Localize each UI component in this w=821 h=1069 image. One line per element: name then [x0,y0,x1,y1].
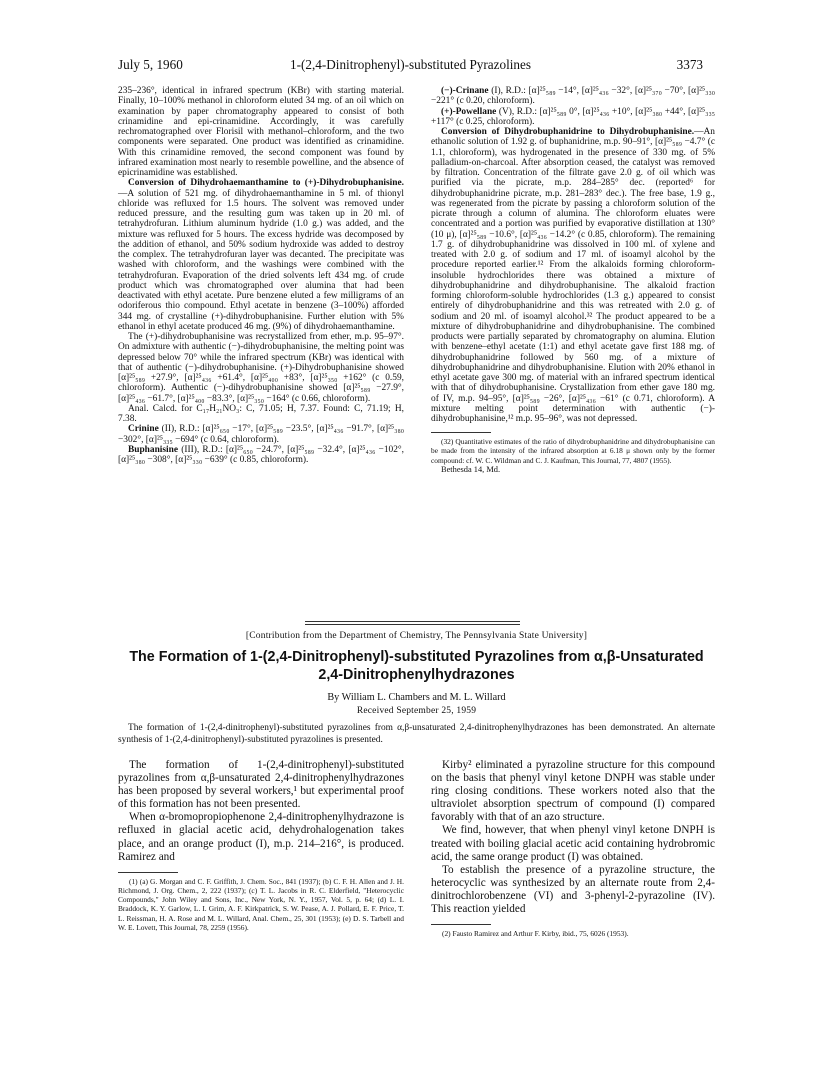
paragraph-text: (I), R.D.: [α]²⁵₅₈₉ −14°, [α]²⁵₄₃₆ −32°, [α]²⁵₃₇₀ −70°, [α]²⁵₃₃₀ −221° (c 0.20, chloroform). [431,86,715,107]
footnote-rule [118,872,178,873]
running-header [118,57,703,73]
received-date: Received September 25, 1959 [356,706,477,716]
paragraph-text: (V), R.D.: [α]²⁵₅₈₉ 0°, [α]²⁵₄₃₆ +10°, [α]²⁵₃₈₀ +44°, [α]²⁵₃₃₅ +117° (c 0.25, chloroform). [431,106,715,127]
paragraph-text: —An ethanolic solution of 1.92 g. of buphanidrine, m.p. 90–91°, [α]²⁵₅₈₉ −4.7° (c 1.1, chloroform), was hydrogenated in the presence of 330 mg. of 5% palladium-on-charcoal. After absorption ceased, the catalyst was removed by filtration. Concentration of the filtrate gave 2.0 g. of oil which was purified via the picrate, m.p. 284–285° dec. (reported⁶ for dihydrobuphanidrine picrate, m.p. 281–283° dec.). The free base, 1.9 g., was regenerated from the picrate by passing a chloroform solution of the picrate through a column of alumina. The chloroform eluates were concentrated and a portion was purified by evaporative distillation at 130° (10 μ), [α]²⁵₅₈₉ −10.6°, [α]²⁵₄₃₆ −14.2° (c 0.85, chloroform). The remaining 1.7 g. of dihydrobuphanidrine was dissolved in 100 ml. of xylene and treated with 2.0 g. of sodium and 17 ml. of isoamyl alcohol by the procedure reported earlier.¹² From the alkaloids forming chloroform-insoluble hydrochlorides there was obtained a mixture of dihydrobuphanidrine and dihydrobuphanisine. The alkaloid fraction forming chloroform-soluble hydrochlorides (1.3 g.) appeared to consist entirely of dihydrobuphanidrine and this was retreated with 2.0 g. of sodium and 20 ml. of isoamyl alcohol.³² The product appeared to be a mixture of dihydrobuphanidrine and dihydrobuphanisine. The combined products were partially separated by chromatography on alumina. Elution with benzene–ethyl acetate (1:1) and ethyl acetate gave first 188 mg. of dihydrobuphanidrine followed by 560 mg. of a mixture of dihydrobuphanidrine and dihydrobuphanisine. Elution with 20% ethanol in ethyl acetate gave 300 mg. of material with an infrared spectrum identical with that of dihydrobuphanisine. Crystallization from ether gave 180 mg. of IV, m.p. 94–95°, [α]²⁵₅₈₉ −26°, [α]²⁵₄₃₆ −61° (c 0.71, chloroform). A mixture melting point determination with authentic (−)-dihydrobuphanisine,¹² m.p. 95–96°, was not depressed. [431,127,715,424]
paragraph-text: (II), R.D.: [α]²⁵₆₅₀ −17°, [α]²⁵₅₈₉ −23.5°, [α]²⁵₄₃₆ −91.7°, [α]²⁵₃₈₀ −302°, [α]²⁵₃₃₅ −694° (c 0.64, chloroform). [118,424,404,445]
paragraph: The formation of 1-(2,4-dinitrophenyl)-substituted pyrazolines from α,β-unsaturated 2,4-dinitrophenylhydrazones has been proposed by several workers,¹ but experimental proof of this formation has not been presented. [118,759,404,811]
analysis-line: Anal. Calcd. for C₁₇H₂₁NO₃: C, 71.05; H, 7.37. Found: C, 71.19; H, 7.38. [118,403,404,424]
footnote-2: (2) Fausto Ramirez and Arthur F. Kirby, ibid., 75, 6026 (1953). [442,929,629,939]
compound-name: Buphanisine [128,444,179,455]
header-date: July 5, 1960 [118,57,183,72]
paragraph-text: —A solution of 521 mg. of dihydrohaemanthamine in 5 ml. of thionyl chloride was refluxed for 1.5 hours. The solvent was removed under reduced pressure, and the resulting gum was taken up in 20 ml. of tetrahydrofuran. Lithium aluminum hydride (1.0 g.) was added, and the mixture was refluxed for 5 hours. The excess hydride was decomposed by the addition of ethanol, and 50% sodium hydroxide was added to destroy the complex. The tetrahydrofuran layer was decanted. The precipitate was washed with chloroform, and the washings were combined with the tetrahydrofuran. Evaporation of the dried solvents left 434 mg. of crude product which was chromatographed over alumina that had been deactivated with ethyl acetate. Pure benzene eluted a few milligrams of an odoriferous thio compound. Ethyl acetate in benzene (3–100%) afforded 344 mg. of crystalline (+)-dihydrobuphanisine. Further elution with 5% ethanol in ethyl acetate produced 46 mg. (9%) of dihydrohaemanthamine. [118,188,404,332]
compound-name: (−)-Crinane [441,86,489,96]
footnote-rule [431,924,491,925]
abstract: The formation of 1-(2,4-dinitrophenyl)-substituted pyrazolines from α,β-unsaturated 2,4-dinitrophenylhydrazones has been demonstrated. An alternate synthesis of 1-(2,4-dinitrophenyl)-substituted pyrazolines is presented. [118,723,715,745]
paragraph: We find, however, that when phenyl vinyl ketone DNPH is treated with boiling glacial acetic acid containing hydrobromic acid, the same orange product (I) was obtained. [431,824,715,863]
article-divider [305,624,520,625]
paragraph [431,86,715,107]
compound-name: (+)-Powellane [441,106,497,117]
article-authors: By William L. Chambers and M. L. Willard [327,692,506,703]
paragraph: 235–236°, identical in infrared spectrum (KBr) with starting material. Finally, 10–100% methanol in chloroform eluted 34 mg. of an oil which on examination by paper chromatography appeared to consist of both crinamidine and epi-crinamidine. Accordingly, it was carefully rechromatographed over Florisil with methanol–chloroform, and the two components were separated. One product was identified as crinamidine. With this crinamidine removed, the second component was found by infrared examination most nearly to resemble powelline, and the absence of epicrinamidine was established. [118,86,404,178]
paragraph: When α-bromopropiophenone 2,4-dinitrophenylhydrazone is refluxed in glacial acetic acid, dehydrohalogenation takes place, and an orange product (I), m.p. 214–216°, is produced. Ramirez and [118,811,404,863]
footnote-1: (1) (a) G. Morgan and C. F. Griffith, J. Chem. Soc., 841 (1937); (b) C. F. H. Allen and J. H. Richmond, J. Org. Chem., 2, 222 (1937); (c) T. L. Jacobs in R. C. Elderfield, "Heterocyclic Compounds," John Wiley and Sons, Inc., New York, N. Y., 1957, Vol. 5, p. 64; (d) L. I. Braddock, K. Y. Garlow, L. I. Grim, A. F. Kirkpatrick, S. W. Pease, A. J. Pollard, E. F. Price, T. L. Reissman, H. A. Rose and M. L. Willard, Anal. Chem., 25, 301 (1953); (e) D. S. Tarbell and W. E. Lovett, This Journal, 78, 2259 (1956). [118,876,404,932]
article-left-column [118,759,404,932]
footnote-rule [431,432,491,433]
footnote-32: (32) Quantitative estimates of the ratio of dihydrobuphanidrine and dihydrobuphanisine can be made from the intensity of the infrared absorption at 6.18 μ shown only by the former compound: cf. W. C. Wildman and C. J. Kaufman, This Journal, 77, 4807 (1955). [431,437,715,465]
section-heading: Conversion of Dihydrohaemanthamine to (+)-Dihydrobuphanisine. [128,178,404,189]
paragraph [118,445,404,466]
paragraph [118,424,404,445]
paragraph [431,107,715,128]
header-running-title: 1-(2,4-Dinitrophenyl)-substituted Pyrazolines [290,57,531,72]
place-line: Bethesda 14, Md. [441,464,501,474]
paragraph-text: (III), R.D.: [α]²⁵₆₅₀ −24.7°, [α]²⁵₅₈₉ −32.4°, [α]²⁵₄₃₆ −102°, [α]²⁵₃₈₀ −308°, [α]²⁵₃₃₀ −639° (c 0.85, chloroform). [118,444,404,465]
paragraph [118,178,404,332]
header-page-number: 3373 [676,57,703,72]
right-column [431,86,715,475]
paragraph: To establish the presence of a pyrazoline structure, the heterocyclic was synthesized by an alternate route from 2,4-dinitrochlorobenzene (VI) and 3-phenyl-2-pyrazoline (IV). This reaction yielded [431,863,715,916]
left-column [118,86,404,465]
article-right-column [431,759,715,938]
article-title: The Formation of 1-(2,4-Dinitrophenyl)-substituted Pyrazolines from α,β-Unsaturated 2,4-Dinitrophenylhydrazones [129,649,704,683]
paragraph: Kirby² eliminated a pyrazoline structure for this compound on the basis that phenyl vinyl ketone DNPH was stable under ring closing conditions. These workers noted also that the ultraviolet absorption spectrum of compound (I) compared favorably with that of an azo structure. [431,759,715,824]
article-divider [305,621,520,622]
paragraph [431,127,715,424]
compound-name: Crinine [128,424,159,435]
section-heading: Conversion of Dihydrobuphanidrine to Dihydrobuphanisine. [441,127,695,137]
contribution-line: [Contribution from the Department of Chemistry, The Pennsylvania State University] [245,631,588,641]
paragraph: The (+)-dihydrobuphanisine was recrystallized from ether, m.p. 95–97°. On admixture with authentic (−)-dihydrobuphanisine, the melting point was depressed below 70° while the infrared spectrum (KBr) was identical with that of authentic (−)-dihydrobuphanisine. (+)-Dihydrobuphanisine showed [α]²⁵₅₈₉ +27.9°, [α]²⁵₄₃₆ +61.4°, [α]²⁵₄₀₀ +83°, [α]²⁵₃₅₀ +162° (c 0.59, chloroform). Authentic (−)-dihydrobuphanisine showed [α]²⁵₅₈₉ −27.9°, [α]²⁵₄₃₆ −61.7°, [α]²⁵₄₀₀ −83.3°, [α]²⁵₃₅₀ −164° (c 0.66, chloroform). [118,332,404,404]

- - -

List the records from the line that contains "paragraph-text: (I), R.D.: [α]²⁵₅₈₉" up to and including the line that contains "paragraph-text: (V), R.D.: [α]²⁵₅₈₉" as a numbered list, omitting any blank lines.

1. paragraph-text: (I), R.D.: [α]²⁵₅₈₉ −14°, [α]²⁵₄₃₆ −32°, [α]²⁵₃₇₀ −70°, [α]²⁵₃₃₀ −221° (c 0.20, chloroform). [431,86,715,107]
2. footnote-rule [118,872,178,873]
3. running-header [118,57,703,73]
4. received-date: Received September 25, 1959 [356,706,477,716]
5. paragraph-text: (V), R.D.: [α]²⁵₅₈₉ 0°, [α]²⁵₄₃₆ +10°, [α]²⁵₃₈₀ +44°, [α]²⁵₃₃₅ +117° (c 0.25, chloroform). [431,106,715,127]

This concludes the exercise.